● **Aim**
What is the number of lines in the data that hold the string "formuły"? Reply with that number only.

***** Records shown *****

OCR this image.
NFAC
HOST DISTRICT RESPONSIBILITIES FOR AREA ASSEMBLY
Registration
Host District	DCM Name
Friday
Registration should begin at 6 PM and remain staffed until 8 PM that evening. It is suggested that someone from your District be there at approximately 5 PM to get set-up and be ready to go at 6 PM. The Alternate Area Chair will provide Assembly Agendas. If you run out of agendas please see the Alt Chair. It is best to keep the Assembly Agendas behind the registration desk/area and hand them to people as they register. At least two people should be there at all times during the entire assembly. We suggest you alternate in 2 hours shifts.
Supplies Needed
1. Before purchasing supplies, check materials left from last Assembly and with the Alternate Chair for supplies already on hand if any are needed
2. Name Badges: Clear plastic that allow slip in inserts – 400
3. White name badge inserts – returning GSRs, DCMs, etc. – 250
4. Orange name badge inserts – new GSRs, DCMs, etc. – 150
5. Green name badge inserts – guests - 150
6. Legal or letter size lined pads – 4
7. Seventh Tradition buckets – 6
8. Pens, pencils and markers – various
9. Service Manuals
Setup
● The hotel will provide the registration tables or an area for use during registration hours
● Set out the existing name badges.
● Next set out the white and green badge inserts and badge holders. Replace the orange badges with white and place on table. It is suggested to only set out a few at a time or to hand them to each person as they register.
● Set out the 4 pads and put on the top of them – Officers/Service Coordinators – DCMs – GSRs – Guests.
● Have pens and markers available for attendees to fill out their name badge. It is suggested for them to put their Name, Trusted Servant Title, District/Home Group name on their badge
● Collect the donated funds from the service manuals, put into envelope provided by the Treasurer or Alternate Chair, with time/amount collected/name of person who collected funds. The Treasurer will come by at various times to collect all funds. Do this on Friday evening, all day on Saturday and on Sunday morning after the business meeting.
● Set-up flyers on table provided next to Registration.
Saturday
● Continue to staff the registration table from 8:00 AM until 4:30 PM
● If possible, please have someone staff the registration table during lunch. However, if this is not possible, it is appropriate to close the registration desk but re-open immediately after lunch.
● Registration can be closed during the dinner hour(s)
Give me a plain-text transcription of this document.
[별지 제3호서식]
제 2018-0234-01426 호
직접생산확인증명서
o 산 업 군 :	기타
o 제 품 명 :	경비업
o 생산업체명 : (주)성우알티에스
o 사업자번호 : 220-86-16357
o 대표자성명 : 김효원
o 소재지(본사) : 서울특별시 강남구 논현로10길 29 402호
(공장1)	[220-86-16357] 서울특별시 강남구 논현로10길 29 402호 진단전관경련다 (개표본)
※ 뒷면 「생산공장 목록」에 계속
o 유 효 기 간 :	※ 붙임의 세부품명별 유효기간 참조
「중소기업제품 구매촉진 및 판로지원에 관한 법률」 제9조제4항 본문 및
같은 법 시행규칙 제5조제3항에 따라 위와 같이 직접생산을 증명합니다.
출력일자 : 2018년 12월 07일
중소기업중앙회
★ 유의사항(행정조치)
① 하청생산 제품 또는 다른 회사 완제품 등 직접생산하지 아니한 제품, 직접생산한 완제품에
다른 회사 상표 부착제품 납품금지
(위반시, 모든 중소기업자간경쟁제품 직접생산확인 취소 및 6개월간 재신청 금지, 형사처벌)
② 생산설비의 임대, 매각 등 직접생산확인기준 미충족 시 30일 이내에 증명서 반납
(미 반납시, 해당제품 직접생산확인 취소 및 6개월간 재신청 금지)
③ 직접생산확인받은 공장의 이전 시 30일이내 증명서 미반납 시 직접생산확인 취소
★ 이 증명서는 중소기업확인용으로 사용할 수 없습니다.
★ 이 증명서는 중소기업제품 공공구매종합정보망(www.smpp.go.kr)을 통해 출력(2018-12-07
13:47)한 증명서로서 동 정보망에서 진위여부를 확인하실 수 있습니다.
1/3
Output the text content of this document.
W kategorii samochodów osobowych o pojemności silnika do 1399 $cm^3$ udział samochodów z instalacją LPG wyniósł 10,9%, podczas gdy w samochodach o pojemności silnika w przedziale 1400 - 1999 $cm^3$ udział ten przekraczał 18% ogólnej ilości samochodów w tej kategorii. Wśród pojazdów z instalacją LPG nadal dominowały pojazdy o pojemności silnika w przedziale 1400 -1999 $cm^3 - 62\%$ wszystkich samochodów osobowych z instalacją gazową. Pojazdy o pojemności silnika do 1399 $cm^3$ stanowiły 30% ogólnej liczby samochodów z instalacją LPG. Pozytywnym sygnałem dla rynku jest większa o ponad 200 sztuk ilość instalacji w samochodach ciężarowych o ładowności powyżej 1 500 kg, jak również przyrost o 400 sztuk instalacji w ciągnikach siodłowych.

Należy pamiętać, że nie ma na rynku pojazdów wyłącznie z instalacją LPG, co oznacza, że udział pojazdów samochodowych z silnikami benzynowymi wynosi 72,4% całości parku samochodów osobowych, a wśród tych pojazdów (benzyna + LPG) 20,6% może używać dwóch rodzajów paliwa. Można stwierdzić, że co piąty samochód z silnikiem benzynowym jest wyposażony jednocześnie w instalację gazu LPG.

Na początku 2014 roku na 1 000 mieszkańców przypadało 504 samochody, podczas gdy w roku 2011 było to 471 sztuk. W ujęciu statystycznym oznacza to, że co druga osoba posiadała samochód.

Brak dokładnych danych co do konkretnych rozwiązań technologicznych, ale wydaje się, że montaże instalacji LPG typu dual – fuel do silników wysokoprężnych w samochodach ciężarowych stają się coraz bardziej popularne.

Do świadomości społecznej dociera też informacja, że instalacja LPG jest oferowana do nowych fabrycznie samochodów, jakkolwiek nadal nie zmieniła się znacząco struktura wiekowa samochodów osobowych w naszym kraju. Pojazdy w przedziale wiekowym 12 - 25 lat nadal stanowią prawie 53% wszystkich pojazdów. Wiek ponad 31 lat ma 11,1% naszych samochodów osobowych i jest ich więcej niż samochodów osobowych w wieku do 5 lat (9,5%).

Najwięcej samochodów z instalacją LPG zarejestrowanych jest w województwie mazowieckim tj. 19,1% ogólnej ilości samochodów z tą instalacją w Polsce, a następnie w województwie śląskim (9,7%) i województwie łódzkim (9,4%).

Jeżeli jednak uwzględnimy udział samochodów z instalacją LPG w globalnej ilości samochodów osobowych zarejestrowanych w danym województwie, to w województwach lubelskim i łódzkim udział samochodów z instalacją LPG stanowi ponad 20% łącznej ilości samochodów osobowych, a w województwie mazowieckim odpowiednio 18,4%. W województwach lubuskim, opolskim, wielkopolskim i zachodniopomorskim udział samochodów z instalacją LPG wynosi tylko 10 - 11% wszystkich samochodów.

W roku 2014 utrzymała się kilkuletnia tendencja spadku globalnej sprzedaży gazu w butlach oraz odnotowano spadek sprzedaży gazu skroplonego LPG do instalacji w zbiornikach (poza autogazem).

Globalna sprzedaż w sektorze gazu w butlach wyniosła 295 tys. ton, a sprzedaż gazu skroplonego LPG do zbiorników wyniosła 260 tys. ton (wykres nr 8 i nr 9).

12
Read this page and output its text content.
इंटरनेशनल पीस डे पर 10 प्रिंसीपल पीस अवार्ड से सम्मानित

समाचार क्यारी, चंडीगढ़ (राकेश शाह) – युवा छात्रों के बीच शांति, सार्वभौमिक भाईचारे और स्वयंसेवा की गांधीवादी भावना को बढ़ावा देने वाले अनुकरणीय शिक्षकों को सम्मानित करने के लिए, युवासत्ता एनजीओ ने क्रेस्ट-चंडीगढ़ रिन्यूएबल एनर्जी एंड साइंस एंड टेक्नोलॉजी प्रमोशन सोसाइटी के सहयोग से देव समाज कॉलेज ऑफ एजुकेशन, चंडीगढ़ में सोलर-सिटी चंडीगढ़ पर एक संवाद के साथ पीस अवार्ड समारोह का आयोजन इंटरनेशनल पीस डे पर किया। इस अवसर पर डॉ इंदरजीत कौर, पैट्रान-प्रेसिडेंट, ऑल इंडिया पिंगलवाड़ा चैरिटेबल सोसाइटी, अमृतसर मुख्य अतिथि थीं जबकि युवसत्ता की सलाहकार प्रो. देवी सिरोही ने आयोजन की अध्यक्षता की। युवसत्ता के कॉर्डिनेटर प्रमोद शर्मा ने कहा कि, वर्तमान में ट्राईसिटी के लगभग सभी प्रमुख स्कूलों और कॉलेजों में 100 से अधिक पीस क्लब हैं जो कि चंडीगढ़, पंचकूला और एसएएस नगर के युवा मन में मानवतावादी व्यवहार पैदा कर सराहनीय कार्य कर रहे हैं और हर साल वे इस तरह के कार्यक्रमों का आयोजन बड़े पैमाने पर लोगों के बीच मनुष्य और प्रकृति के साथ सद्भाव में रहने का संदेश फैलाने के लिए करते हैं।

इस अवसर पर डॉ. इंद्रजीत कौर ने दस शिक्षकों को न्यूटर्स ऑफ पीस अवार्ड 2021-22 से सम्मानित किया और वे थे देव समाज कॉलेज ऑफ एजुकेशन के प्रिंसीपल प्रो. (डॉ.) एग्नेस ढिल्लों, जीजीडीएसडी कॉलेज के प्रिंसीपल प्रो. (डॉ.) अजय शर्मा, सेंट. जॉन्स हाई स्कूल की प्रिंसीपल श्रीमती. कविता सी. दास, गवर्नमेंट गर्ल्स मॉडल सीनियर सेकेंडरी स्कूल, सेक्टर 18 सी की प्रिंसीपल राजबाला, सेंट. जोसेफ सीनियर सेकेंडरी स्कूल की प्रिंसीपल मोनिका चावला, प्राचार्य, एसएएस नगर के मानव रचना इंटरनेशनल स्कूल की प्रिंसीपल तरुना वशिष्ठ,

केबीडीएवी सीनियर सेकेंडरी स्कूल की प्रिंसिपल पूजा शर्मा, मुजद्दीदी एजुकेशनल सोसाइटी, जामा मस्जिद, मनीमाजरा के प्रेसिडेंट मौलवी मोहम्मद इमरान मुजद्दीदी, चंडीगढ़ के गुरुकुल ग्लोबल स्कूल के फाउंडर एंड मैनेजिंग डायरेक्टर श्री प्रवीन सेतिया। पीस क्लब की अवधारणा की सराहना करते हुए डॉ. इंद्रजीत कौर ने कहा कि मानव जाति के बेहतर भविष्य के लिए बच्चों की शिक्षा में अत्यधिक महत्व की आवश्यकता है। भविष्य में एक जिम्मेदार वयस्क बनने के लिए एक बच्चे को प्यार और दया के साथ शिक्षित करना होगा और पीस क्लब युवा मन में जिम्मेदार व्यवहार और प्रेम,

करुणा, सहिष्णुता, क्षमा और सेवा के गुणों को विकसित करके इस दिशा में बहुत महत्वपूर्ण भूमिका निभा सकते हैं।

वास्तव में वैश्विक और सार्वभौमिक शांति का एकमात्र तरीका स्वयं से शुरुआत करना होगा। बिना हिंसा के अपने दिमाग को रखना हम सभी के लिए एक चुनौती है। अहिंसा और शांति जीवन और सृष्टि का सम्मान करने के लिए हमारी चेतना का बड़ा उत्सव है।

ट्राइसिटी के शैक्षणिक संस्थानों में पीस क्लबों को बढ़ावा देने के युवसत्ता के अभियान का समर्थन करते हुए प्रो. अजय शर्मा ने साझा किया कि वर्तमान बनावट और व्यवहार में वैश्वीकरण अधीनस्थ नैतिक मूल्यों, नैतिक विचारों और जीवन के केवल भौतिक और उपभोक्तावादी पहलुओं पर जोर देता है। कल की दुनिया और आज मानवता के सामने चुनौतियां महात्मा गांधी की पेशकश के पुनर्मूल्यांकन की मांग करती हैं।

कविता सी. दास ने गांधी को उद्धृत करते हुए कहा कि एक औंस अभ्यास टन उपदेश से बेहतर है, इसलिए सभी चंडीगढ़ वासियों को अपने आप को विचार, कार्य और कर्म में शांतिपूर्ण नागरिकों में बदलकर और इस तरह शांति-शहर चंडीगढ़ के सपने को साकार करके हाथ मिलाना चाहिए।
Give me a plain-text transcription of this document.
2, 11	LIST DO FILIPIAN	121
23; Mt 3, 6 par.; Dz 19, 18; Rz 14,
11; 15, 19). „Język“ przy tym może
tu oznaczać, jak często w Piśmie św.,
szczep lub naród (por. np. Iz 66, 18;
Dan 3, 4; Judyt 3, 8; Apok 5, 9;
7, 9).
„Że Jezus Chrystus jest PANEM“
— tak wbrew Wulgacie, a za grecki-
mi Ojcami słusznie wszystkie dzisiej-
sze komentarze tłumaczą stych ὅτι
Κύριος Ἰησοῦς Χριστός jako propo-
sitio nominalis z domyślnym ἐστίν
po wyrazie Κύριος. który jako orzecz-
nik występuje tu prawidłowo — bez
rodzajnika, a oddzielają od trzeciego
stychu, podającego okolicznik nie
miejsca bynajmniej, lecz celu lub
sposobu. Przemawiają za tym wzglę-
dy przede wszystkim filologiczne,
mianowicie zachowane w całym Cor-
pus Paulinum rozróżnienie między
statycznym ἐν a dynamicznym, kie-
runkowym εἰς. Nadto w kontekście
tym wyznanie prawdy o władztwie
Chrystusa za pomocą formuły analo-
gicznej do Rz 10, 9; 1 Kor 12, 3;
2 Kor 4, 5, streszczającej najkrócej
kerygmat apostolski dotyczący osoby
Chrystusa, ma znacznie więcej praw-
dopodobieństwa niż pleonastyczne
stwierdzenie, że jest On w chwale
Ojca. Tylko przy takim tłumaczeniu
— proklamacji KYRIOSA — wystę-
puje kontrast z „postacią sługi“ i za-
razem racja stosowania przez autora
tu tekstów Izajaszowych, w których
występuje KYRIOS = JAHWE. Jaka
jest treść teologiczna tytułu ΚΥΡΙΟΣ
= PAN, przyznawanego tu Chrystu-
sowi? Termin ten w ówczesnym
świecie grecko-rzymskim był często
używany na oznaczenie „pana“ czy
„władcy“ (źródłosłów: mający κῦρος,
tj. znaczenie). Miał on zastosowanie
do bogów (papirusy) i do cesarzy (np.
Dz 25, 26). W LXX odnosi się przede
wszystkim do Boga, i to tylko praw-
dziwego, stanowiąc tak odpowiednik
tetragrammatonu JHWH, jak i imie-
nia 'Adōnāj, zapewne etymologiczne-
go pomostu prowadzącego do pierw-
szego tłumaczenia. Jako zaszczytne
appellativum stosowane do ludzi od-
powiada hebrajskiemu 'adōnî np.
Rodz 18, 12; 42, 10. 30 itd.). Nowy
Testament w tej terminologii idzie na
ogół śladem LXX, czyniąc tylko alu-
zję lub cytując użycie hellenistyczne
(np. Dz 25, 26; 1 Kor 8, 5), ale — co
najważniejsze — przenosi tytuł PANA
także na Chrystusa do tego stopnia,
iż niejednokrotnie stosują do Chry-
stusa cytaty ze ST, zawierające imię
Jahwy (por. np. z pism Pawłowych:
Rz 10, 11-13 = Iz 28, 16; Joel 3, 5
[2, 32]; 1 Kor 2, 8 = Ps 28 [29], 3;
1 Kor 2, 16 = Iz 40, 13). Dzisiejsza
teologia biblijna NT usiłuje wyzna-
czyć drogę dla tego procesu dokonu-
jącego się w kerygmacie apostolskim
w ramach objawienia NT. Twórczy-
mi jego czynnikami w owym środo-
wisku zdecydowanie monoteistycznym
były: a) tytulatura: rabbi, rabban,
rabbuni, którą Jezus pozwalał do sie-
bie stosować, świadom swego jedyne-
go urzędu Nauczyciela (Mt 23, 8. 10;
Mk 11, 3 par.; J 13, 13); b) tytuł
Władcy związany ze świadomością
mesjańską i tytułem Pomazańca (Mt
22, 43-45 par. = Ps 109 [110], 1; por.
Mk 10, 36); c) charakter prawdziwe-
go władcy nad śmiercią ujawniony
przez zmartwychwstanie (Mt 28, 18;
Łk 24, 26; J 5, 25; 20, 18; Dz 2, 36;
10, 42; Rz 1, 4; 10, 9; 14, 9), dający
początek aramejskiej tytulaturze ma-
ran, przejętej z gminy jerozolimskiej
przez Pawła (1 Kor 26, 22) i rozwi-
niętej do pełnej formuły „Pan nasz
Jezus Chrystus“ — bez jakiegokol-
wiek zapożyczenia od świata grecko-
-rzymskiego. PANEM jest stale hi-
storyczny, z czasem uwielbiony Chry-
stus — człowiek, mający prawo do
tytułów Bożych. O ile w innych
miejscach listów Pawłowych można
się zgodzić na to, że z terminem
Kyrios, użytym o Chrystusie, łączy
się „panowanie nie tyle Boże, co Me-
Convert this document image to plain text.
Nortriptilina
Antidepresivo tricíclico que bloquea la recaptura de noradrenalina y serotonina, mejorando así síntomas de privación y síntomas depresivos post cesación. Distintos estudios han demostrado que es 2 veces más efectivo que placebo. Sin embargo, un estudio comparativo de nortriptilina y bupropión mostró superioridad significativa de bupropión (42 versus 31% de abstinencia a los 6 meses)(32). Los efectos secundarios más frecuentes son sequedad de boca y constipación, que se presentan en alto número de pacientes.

*****

● **Response**
2